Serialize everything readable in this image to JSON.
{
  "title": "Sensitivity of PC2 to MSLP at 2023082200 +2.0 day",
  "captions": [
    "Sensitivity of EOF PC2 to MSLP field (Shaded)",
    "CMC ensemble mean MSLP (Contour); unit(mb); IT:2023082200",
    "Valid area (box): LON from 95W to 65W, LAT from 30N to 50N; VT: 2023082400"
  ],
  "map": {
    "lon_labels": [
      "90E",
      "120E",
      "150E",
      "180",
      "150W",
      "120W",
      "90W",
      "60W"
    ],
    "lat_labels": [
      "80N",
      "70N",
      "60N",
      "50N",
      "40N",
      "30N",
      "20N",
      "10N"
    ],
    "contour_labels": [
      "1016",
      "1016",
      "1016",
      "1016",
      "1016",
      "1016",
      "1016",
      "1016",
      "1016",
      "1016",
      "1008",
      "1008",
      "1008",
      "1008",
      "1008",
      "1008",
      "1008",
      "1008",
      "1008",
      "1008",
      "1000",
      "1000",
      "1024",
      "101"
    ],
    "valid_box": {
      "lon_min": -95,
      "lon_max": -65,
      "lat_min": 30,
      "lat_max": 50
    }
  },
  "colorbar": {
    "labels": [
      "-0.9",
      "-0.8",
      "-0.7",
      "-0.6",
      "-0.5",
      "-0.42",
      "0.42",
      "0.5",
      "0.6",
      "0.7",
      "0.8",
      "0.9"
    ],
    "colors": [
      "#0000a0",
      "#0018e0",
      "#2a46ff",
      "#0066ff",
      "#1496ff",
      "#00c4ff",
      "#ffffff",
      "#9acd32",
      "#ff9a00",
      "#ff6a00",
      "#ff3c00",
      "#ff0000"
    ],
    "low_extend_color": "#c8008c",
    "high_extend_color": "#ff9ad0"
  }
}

▶ The request
Gather every line from the entries above where the word "Sensitivity" appears, and copy them.

▶ Written solution
  "title": "Sensitivity of PC2 to MSLP at 2023082200 +2.0 day",
    "Sensitivity of EOF PC2 to MSLP field (Shaded)",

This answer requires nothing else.